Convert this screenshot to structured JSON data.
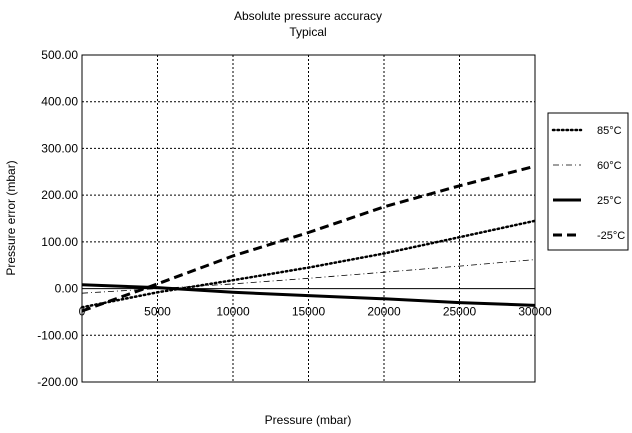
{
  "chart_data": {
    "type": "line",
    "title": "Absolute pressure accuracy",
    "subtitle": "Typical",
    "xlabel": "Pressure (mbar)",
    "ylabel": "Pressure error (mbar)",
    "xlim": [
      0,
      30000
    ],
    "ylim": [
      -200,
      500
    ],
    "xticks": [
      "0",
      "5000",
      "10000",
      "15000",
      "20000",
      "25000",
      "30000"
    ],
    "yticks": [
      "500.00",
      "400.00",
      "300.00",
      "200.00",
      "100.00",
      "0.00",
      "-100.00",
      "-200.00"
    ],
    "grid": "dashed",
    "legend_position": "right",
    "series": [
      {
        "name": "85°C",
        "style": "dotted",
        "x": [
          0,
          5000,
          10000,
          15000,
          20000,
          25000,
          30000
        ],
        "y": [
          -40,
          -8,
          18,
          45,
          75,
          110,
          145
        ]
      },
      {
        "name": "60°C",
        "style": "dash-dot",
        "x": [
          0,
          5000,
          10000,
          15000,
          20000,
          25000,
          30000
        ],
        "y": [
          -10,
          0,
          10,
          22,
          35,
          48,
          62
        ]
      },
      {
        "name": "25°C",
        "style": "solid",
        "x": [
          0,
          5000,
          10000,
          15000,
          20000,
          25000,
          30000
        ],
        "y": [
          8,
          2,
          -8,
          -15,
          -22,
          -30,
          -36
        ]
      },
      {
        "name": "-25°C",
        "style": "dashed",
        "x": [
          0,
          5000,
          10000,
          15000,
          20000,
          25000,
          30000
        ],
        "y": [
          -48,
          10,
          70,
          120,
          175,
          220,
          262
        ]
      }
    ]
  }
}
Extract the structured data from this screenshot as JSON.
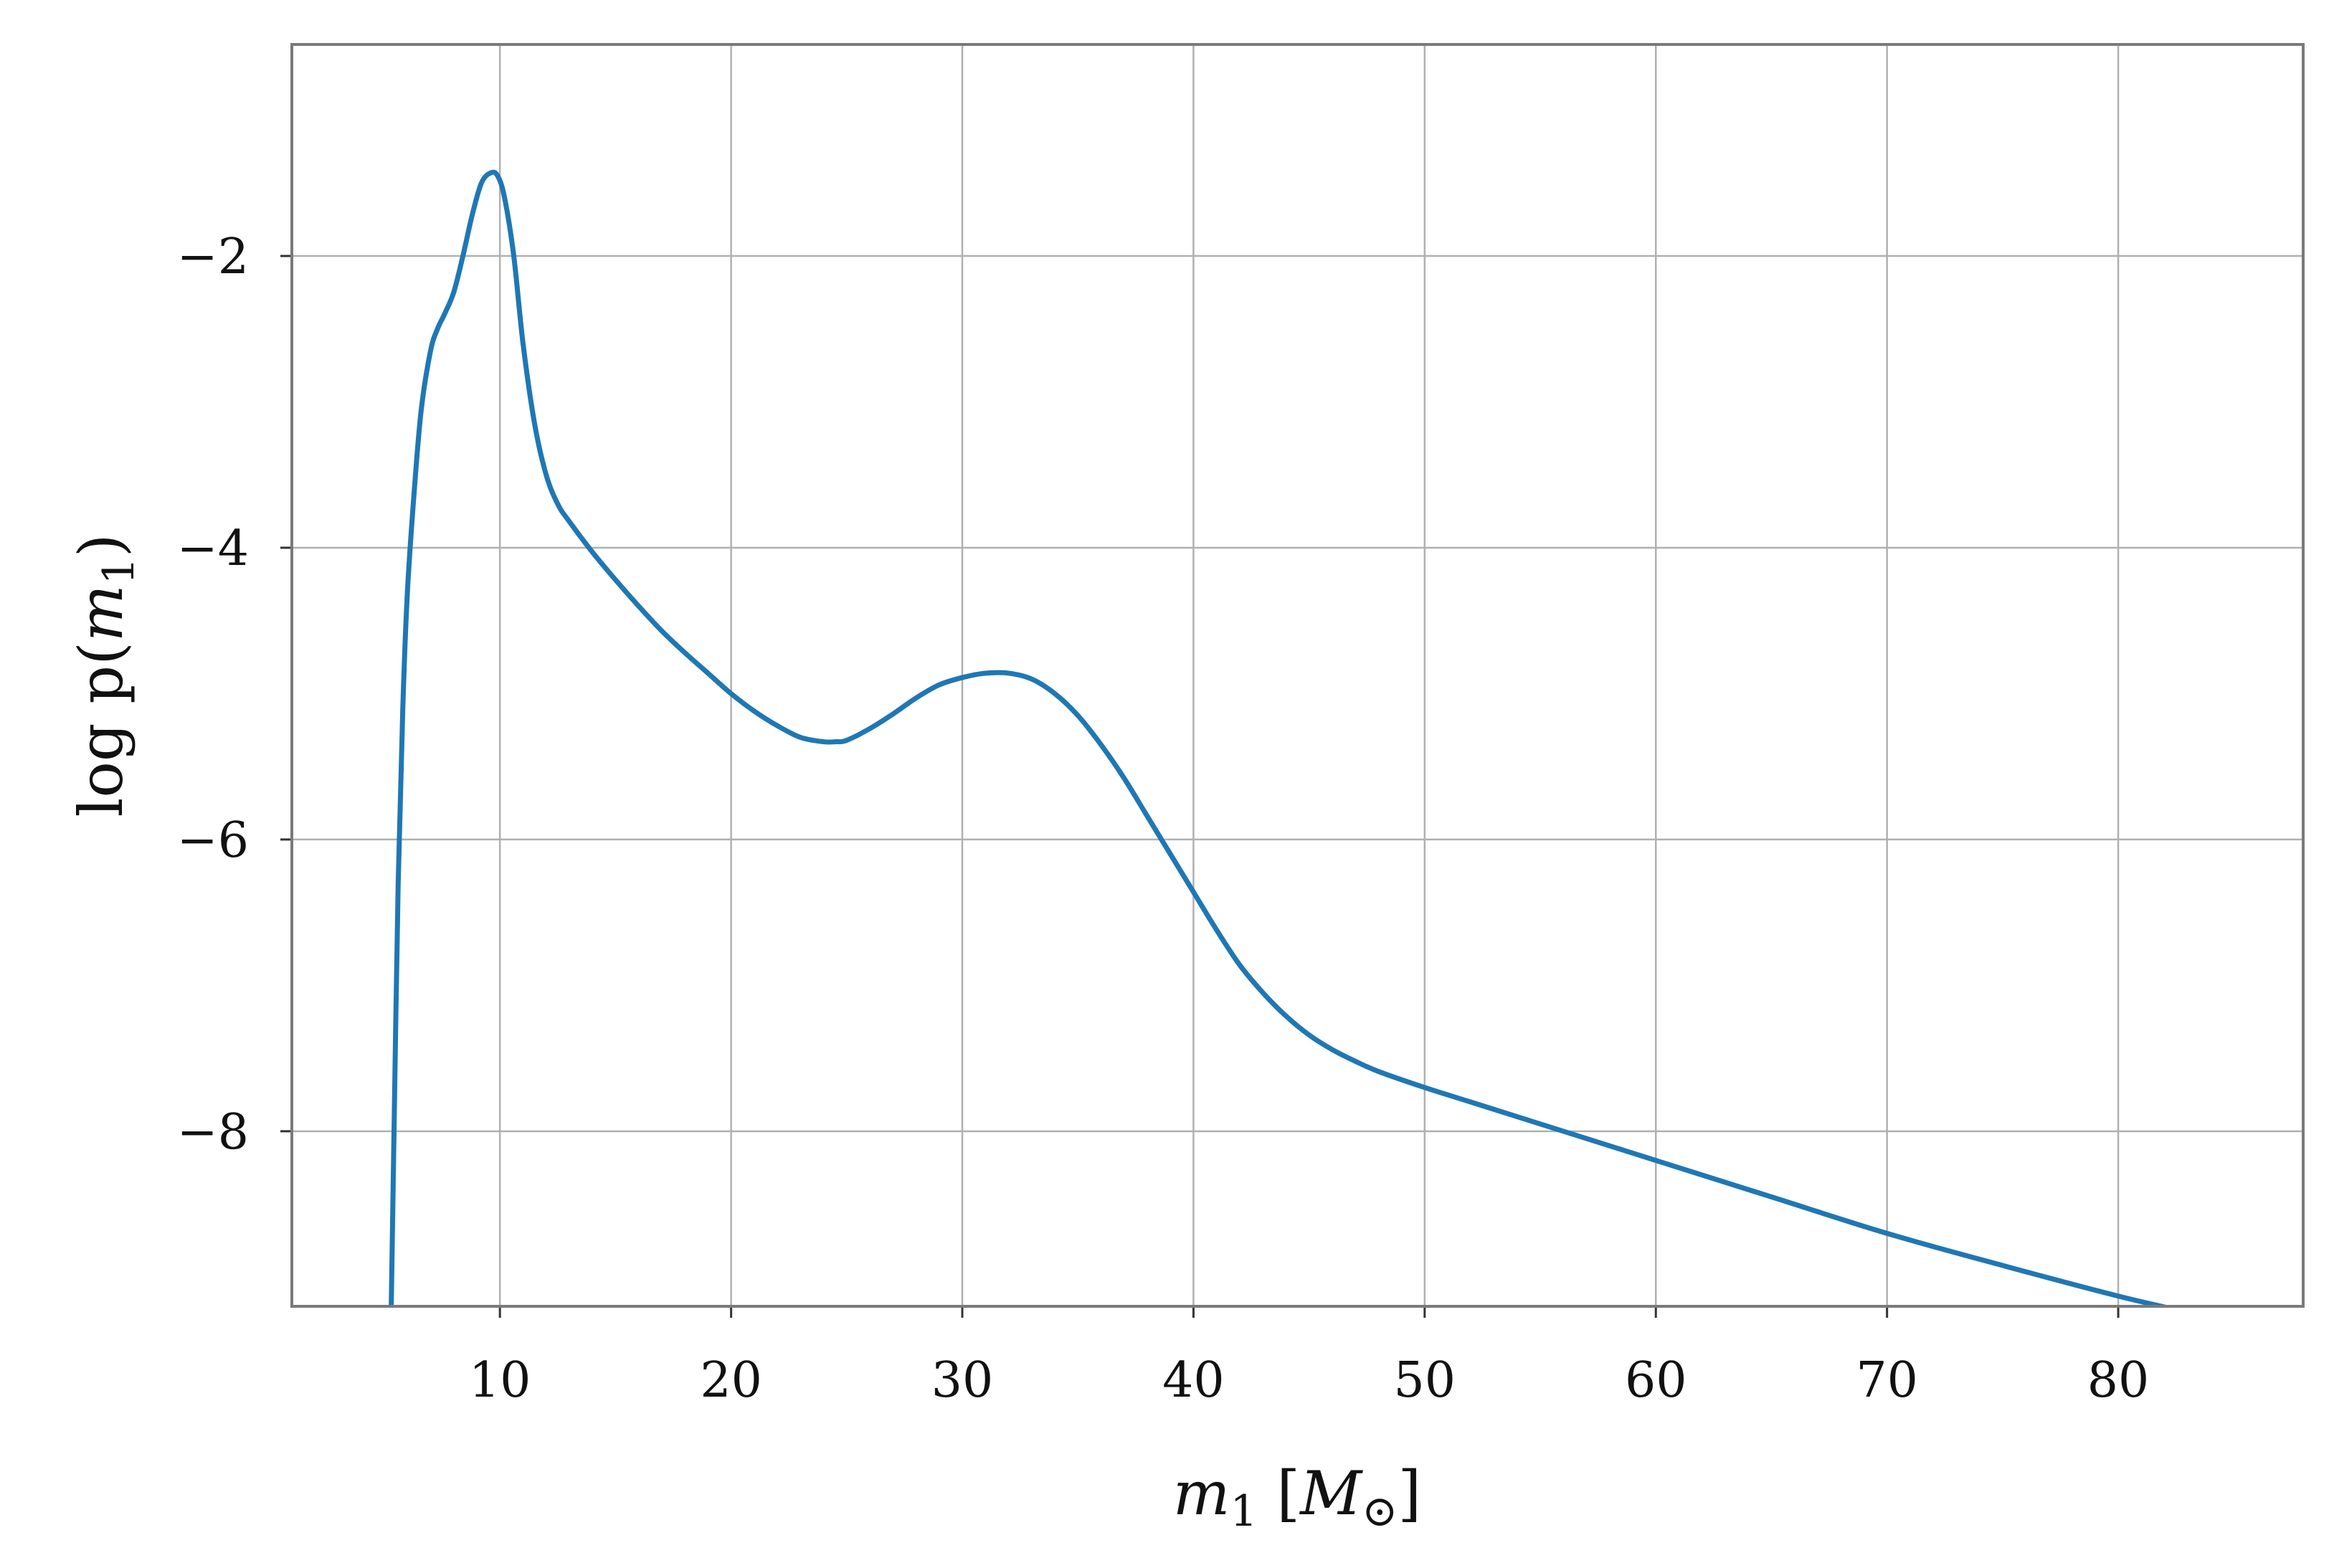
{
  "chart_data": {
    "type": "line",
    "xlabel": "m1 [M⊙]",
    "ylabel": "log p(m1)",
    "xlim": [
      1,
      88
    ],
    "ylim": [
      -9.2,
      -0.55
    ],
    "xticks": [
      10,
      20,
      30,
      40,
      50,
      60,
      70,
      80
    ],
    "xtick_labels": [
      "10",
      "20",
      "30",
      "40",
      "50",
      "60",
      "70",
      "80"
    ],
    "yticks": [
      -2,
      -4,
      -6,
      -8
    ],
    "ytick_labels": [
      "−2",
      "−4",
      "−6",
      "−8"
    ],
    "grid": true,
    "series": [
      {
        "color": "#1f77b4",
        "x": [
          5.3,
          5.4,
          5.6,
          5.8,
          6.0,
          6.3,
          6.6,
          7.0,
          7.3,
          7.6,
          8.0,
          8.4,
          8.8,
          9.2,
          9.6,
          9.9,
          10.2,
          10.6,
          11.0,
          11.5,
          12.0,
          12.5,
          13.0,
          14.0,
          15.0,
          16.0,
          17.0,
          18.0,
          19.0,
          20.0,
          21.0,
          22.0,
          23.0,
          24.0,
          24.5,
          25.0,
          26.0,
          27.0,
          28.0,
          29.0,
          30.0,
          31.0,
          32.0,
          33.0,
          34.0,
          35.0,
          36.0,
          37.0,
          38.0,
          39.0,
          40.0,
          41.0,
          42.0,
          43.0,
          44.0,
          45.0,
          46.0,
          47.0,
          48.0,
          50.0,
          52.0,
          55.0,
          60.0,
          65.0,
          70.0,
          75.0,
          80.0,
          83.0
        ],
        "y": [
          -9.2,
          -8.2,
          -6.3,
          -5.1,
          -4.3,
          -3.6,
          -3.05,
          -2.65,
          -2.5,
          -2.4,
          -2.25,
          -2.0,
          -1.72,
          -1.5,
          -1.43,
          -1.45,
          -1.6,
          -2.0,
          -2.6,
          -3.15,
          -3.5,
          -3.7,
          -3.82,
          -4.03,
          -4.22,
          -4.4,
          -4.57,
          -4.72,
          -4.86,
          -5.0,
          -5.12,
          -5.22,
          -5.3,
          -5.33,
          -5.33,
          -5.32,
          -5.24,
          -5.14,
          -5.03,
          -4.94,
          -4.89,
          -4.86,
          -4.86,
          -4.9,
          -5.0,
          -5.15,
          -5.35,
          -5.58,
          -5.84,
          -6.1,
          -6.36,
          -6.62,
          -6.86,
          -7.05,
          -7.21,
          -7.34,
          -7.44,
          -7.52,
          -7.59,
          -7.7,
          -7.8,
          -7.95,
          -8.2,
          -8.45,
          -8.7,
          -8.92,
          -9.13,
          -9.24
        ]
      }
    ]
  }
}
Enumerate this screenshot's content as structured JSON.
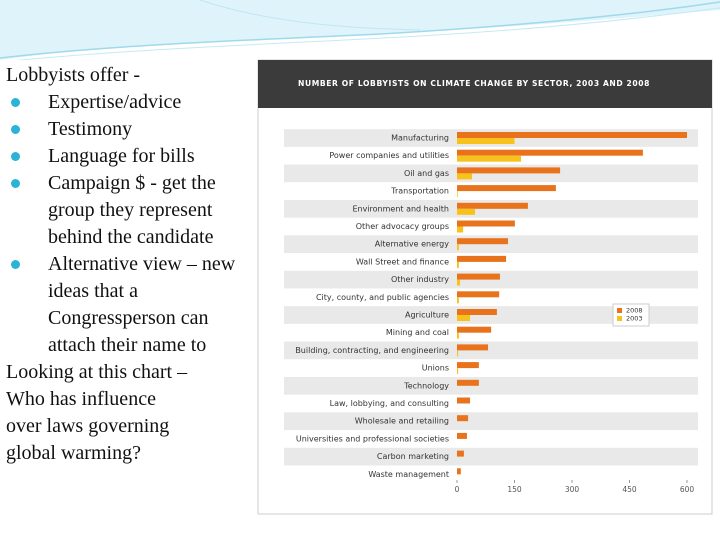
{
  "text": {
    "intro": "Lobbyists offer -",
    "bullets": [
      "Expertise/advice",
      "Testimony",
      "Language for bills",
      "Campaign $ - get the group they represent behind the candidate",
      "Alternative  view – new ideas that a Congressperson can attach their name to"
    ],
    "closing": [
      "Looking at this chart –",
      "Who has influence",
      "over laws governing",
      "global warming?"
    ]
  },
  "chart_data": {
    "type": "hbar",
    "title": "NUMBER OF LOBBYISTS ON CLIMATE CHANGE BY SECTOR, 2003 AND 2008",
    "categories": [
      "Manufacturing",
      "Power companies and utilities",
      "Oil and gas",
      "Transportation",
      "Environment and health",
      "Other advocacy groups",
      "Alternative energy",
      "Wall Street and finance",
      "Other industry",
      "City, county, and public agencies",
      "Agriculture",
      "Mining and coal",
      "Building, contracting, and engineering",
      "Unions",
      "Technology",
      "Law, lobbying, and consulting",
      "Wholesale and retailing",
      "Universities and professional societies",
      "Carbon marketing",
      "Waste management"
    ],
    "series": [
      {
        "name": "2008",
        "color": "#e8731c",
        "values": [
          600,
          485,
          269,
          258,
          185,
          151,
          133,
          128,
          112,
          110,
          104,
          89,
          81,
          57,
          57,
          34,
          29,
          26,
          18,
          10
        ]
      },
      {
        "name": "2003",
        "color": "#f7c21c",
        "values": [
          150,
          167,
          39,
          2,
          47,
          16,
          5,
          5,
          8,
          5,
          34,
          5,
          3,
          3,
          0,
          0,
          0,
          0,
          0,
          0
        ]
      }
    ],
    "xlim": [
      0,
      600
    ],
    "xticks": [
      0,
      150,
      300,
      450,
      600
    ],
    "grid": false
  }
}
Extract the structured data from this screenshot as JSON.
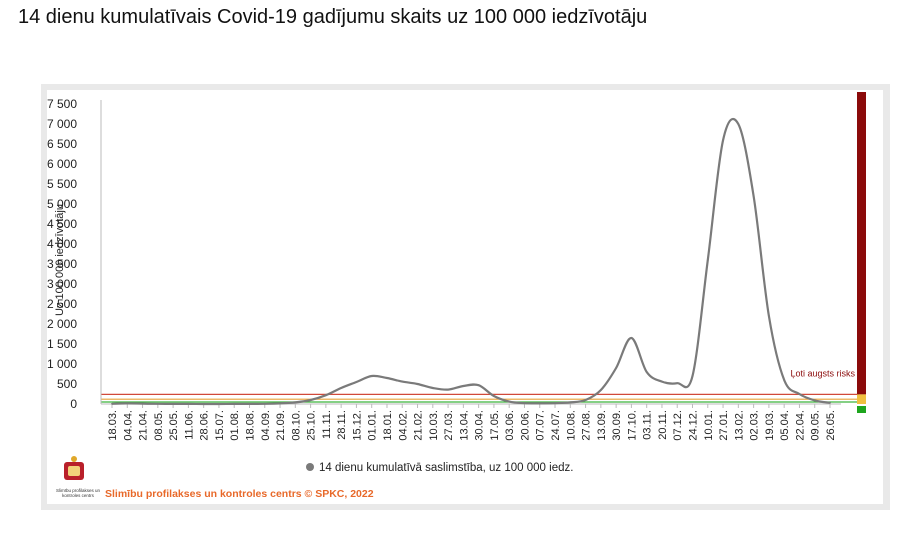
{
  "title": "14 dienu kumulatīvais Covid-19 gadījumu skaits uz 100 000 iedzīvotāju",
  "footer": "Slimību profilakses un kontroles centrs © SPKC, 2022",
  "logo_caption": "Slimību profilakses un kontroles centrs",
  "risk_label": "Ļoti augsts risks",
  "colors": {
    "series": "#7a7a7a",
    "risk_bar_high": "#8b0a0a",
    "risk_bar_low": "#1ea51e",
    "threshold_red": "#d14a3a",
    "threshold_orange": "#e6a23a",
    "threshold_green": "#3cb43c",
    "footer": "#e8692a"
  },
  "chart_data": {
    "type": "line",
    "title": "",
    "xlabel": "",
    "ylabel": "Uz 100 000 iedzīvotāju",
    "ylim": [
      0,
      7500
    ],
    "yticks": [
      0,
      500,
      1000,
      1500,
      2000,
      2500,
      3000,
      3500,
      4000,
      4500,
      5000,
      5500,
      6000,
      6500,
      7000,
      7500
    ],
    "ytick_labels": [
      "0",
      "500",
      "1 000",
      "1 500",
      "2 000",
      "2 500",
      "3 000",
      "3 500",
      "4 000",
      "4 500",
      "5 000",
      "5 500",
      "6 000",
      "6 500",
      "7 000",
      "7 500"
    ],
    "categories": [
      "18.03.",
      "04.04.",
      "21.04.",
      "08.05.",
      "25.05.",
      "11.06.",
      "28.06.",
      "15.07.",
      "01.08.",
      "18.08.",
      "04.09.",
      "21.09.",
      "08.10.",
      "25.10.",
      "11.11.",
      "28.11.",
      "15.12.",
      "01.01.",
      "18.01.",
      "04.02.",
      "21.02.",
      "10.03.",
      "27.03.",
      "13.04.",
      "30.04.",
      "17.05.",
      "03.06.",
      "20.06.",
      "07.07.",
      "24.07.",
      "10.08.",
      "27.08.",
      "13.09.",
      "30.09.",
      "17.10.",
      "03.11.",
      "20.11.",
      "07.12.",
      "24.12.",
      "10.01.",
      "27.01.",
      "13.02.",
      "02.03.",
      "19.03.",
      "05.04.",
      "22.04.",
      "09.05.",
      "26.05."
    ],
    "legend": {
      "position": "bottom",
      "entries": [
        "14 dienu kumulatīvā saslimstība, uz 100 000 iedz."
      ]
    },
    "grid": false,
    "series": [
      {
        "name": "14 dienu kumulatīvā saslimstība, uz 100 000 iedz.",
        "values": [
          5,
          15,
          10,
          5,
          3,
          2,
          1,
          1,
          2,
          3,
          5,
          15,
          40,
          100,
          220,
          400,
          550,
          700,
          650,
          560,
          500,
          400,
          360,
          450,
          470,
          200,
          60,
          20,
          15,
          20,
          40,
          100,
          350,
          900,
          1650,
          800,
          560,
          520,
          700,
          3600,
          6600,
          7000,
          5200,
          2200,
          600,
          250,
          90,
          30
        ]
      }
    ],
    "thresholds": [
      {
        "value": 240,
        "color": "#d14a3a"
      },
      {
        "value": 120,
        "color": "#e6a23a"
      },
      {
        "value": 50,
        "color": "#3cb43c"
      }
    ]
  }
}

___

■ Exercise objective
Copy out each line of the material that holds the word "xlabel".

■ Solution to this exercise
    "xlabel": "Pressure (mbar)",
    "xlabel": "m1 [M⊙]",
    "xlabel": "",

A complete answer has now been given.